━━━ Data lines

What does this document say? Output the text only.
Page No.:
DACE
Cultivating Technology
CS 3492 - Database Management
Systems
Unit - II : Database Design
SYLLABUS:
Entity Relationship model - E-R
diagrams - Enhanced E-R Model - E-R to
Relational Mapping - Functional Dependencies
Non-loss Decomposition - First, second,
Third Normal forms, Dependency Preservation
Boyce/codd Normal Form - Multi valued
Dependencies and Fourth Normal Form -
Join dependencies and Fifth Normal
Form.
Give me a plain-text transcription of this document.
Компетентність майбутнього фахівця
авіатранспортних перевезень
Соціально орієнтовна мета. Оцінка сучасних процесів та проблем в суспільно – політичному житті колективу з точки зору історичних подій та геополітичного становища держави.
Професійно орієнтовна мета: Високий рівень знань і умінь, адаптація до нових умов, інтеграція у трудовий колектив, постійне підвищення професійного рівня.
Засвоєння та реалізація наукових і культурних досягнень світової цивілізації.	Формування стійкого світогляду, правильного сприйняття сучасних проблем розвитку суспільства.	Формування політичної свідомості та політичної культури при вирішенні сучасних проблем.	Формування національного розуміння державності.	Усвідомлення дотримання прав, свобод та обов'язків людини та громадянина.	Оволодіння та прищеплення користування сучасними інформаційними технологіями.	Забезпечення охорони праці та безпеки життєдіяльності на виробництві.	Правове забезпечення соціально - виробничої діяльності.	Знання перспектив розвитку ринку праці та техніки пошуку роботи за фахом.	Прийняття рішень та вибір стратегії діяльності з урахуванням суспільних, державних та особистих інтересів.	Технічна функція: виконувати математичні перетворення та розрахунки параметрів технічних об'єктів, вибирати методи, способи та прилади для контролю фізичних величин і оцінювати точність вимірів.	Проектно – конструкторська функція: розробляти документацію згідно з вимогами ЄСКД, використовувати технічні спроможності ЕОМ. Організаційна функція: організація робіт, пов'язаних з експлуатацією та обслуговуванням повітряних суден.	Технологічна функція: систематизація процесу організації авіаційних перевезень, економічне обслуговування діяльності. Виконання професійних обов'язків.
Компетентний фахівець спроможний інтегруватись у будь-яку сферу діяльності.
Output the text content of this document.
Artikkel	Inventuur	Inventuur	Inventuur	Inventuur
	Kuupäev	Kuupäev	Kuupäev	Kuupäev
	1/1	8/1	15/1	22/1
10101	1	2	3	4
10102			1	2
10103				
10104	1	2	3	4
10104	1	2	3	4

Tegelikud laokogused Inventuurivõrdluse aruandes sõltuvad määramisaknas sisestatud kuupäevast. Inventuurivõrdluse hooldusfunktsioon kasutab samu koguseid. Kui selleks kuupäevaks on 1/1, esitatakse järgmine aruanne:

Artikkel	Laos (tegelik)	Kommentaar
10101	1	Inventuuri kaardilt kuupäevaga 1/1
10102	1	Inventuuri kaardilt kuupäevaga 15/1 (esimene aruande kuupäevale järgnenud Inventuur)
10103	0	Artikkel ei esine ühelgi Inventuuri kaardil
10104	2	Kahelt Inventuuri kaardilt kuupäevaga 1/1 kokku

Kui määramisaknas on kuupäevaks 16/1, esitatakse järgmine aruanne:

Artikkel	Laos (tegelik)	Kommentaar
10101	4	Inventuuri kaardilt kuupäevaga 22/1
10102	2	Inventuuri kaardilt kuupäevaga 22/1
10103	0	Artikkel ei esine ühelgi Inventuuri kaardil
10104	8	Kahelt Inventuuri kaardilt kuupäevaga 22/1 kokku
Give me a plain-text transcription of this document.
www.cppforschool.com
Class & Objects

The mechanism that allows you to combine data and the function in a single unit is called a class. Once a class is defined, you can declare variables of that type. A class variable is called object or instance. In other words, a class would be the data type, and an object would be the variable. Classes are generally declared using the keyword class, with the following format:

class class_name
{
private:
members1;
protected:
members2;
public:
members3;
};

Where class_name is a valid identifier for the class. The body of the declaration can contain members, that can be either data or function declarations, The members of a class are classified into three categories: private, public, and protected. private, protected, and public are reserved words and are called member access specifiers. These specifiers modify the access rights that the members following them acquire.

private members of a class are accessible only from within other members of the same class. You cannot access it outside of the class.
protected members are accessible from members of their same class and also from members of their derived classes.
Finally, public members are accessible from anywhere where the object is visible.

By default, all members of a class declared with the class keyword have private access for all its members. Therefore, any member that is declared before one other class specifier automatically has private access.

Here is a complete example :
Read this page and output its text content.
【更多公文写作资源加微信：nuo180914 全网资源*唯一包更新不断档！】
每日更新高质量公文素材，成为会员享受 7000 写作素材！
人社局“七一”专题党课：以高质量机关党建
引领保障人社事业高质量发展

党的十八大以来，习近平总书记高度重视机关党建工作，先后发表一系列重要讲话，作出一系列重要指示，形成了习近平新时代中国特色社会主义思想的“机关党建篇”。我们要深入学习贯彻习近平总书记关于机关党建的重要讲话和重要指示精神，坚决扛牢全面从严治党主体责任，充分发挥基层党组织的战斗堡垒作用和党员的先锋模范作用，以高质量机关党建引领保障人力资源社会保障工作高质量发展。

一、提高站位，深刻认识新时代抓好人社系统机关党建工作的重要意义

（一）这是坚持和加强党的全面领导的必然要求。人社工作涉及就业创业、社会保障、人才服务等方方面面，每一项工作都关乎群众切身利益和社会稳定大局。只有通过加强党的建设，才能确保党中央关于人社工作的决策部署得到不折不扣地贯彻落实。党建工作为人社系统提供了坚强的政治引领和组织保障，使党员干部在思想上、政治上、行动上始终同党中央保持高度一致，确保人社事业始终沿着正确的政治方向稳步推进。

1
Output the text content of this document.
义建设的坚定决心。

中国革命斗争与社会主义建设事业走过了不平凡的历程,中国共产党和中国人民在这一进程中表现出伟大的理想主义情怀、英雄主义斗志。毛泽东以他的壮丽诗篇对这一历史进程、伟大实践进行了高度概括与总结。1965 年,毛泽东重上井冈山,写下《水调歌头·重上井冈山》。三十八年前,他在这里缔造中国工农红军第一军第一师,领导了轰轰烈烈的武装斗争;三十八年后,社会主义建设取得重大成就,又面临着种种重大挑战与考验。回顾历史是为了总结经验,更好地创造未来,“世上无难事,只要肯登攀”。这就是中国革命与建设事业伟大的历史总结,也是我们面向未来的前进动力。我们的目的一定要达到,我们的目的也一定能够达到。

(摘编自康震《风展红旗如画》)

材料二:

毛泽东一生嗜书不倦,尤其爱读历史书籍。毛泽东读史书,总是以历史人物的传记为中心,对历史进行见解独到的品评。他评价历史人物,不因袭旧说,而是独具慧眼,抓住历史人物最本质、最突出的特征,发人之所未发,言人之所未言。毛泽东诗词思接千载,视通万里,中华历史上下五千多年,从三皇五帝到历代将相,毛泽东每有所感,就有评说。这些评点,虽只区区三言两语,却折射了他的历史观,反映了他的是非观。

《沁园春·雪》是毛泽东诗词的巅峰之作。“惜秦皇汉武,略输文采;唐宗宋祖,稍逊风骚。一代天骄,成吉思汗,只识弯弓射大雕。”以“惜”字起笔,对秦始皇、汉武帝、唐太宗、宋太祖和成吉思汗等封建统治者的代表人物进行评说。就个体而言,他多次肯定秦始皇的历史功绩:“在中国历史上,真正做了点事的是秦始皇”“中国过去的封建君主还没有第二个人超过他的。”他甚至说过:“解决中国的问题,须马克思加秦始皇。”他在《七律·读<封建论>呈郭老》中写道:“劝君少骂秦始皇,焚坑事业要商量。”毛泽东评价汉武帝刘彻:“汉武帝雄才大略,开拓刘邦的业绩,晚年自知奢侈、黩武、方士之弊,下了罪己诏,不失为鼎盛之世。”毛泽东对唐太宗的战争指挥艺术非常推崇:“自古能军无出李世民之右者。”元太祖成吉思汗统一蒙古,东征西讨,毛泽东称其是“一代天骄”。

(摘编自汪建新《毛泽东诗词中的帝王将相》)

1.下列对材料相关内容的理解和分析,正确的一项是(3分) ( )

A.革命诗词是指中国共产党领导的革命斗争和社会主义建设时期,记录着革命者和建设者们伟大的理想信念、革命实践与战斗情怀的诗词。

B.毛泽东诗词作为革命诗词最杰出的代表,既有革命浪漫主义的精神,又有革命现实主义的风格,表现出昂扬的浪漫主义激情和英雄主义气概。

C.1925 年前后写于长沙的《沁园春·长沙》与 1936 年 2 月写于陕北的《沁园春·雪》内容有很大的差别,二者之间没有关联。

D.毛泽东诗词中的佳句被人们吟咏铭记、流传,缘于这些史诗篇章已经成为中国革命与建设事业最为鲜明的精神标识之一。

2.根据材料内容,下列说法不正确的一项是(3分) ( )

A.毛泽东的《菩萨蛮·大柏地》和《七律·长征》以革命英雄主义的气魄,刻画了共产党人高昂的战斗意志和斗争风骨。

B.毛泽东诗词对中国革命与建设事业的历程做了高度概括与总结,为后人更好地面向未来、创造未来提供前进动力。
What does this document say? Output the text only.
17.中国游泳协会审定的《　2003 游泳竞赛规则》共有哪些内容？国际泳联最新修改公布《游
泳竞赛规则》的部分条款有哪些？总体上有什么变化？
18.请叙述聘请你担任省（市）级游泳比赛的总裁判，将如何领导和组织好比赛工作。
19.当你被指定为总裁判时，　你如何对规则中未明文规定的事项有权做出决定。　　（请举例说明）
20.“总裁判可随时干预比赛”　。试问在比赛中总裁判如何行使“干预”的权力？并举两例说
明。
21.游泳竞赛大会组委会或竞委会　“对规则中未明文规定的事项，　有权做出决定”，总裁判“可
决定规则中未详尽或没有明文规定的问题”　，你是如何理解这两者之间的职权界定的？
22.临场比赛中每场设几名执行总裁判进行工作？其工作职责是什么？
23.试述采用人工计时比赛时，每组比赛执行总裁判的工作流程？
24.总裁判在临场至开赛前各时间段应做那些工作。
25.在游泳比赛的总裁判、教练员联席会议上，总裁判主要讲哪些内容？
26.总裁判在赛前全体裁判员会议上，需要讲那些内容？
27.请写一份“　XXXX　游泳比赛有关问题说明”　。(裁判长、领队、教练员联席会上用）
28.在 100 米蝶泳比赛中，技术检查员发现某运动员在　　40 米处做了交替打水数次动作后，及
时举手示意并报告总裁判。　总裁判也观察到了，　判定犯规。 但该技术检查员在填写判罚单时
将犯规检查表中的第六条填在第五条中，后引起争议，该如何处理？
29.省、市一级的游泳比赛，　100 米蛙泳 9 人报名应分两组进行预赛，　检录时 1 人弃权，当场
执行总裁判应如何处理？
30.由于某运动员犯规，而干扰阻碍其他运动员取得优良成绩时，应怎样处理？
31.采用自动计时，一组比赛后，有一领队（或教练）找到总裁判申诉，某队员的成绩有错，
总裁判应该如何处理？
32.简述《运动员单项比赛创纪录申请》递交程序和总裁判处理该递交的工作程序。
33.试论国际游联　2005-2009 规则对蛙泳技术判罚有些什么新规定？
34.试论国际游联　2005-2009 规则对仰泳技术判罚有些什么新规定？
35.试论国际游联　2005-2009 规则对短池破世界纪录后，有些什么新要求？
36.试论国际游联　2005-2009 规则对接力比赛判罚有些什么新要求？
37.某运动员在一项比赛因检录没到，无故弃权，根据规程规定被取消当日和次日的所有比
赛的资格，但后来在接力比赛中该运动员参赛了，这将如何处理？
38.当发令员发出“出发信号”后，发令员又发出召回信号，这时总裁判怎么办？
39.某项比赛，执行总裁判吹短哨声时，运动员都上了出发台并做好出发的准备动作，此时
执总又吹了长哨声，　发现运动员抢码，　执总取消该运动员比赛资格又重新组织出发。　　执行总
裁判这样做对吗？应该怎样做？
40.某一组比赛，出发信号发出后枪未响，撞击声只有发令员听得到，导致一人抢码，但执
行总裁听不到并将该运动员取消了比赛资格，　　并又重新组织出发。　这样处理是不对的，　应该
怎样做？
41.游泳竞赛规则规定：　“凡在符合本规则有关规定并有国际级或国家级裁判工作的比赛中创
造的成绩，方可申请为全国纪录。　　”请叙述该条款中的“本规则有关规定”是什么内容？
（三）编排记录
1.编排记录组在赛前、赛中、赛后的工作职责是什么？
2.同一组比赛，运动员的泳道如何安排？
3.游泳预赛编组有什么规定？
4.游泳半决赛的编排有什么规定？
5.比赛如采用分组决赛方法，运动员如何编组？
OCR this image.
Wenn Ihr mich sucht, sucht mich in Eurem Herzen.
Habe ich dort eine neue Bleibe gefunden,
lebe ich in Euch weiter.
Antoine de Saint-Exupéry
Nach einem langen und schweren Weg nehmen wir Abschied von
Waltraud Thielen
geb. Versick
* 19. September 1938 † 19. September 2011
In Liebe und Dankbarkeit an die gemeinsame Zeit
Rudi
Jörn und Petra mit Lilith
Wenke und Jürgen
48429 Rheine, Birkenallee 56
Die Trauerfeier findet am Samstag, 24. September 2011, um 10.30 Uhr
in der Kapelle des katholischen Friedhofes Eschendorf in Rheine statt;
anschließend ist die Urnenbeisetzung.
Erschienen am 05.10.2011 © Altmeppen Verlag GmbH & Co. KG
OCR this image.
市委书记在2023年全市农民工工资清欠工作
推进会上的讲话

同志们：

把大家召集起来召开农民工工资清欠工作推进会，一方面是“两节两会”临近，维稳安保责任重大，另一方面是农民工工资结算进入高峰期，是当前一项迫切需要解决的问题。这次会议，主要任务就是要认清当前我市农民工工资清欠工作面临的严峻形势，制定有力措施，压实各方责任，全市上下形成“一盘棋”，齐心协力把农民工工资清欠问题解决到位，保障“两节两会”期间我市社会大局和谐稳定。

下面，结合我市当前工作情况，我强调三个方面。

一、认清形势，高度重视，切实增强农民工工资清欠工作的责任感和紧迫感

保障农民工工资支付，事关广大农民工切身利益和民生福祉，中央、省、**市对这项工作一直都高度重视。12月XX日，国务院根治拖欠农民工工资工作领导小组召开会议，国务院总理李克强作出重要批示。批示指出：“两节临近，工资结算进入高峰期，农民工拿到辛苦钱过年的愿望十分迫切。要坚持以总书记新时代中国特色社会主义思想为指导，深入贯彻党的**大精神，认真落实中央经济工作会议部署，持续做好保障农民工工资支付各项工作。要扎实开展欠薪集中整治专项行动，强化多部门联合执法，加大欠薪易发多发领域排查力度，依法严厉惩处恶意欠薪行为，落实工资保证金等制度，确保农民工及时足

━━━━━━

What this task involves: How many of the lines above hold the word "public"? Give only that number.

Answer below: 3